# What you will do:
Reproduce the full listing that appears beneath this instruction exactly.

[Records]
------

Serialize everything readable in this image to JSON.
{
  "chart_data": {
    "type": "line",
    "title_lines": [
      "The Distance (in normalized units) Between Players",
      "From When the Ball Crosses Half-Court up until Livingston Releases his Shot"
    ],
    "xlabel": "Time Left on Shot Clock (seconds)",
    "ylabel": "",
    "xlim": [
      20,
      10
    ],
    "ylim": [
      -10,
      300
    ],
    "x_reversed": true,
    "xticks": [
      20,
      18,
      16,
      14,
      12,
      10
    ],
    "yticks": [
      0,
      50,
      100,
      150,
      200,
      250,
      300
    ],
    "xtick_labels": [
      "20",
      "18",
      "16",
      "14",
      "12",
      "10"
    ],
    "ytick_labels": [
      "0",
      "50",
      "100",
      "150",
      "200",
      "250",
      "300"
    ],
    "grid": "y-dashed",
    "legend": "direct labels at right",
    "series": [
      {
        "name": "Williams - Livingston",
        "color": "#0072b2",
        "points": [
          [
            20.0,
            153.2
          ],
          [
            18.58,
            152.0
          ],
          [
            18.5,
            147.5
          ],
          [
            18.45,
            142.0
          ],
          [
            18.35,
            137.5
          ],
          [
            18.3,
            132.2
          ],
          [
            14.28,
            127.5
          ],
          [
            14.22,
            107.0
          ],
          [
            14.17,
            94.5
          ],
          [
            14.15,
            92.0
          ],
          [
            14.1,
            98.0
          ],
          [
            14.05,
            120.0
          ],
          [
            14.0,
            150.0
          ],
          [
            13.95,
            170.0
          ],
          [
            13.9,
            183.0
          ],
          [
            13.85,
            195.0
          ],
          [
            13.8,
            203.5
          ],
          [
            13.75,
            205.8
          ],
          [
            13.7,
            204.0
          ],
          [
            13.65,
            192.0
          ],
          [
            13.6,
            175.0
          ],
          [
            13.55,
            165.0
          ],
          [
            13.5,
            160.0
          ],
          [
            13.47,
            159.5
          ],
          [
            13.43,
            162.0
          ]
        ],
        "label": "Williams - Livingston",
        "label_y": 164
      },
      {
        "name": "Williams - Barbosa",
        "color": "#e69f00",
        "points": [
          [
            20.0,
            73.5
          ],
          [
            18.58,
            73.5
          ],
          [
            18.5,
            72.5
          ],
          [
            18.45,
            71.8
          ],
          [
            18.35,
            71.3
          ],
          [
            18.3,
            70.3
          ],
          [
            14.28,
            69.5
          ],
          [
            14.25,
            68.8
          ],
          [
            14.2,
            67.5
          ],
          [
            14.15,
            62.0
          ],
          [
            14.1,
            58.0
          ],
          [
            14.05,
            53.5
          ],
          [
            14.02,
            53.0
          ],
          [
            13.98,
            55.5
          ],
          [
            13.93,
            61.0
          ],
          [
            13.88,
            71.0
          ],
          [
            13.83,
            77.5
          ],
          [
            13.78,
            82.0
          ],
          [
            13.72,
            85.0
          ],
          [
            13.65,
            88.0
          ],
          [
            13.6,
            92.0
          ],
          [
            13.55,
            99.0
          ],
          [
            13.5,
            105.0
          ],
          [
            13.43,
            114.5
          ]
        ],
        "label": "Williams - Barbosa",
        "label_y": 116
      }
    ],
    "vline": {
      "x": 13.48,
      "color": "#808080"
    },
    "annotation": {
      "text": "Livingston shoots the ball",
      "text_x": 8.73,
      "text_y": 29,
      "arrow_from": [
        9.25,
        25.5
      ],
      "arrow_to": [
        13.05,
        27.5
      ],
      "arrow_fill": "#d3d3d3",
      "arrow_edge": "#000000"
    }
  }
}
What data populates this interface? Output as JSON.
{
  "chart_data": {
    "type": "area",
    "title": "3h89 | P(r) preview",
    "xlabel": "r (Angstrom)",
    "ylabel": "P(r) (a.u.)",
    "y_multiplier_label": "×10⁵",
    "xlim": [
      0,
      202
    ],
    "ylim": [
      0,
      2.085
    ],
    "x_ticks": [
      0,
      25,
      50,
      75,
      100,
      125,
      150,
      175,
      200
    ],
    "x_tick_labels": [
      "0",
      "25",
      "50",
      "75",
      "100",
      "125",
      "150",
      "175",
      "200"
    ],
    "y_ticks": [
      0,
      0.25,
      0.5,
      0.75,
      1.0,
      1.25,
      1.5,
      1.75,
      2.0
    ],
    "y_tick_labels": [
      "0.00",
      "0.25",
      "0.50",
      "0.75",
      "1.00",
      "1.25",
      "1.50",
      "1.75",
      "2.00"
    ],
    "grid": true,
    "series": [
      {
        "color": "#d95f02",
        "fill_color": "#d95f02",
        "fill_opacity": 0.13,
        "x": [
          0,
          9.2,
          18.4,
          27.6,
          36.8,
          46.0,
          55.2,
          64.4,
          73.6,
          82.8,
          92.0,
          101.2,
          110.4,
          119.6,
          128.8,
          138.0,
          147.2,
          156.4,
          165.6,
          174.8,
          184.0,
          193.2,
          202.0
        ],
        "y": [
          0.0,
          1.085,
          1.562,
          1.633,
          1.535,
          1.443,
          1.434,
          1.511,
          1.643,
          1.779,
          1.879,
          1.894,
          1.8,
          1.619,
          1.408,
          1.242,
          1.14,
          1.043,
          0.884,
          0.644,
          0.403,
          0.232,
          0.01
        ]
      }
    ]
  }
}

------

# Output below:
Serialize everything readable in this image to JSON.
{
  "chart_data": {
    "type": "line",
    "title_lines": [
      "The Distance (in normalized units) Between Players",
      "From When the Ball Crosses Half-Court up until Livingston Releases his Shot"
    ],
    "xlabel": "Time Left on Shot Clock (seconds)",
    "ylabel": "",
    "xlim": [
      20,
      10
    ],
    "ylim": [
      -10,
      300
    ],
    "x_reversed": true,
    "xticks": [
      20,
      18,
      16,
      14,
      12,
      10
    ],
    "yticks": [
      0,
      50,
      100,
      150,
      200,
      250,
      300
    ],
    "xtick_labels": [
      "20",
      "18",
      "16",
      "14",
      "12",
      "10"
    ],
    "ytick_labels": [
      "0",
      "50",
      "100",
      "150",
      "200",
      "250",
      "300"
    ],
    "grid": "y-dashed",
    "legend": "direct labels at right",
    "series": [
      {
        "name": "Williams - Livingston",
        "color": "#0072b2",
        "points": [
          [
            20.0,
            153.2
          ],
          [
            18.58,
            152.0
          ],
          [
            18.5,
            147.5
          ],
          [
            18.45,
            142.0
          ],
          [
            18.35,
            137.5
          ],
          [
            18.3,
            132.2
          ],
          [
            14.28,
            127.5
          ],
          [
            14.22,
            107.0
          ],
          [
            14.17,
            94.5
          ],
          [
            14.15,
            92.0
          ],
          [
            14.1,
            98.0
          ],
          [
            14.05,
            120.0
          ],
          [
            14.0,
            150.0
          ],
          [
            13.95,
            170.0
          ],
          [
            13.9,
            183.0
          ],
          [
            13.85,
            195.0
          ],
          [
            13.8,
            203.5
          ],
          [
            13.75,
            205.8
          ],
          [
            13.7,
            204.0
          ],
          [
            13.65,
            192.0
          ],
          [
            13.6,
            175.0
          ],
          [
            13.55,
            165.0
          ],
          [
            13.5,
            160.0
          ],
          [
            13.47,
            159.5
          ],
          [
            13.43,
            162.0
          ]
        ],
        "label": "Williams - Livingston",
        "label_y": 164
      },
      {
        "name": "Williams - Barbosa",
        "color": "#e69f00",
        "points": [
          [
            20.0,
            73.5
          ],
          [
            18.58,
            73.5
          ],
          [
            18.5,
            72.5
          ],
          [
            18.45,
            71.8
          ],
          [
            18.35,
            71.3
          ],
          [
            18.3,
            70.3
          ],
          [
            14.28,
            69.5
          ],
          [
            14.25,
            68.8
          ],
          [
            14.2,
            67.5
          ],
          [
            14.15,
            62.0
          ],
          [
            14.1,
            58.0
          ],
          [
            14.05,
            53.5
          ],
          [
            14.02,
            53.0
          ],
          [
            13.98,
            55.5
          ],
          [
            13.93,
            61.0
          ],
          [
            13.88,
            71.0
          ],
          [
            13.83,
            77.5
          ],
          [
            13.78,
            82.0
          ],
          [
            13.72,
            85.0
          ],
          [
            13.65,
            88.0
          ],
          [
            13.6,
            92.0
          ],
          [
            13.55,
            99.0
          ],
          [
            13.5,
            105.0
          ],
          [
            13.43,
            114.5
          ]
        ],
        "label": "Williams - Barbosa",
        "label_y": 116
      }
    ],
    "vline": {
      "x": 13.48,
      "color": "#808080"
    },
    "annotation": {
      "text": "Livingston shoots the ball",
      "text_x": 8.73,
      "text_y": 29,
      "arrow_from": [
        9.25,
        25.5
      ],
      "arrow_to": [
        13.05,
        27.5
      ],
      "arrow_fill": "#d3d3d3",
      "arrow_edge": "#000000"
    }
  }
}
What data populates this interface? Output as JSON.
{
  "chart_data": {
    "type": "area",
    "title": "3h89 | P(r) preview",
    "xlabel": "r (Angstrom)",
    "ylabel": "P(r) (a.u.)",
    "y_multiplier_label": "×10⁵",
    "xlim": [
      0,
      202
    ],
    "ylim": [
      0,
      2.085
    ],
    "x_ticks": [
      0,
      25,
      50,
      75,
      100,
      125,
      150,
      175,
      200
    ],
    "x_tick_labels": [
      "0",
      "25",
      "50",
      "75",
      "100",
      "125",
      "150",
      "175",
      "200"
    ],
    "y_ticks": [
      0,
      0.25,
      0.5,
      0.75,
      1.0,
      1.25,
      1.5,
      1.75,
      2.0
    ],
    "y_tick_labels": [
      "0.00",
      "0.25",
      "0.50",
      "0.75",
      "1.00",
      "1.25",
      "1.50",
      "1.75",
      "2.00"
    ],
    "grid": true,
    "series": [
      {
        "color": "#d95f02",
        "fill_color": "#d95f02",
        "fill_opacity": 0.13,
        "x": [
          0,
          9.2,
          18.4,
          27.6,
          36.8,
          46.0,
          55.2,
          64.4,
          73.6,
          82.8,
          92.0,
          101.2,
          110.4,
          119.6,
          128.8,
          138.0,
          147.2,
          156.4,
          165.6,
          174.8,
          184.0,
          193.2,
          202.0
        ],
        "y": [
          0.0,
          1.085,
          1.562,
          1.633,
          1.535,
          1.443,
          1.434,
          1.511,
          1.643,
          1.779,
          1.879,
          1.894,
          1.8,
          1.619,
          1.408,
          1.242,
          1.14,
          1.043,
          0.884,
          0.644,
          0.403,
          0.232,
          0.01
        ]
      }
    ]
  }
}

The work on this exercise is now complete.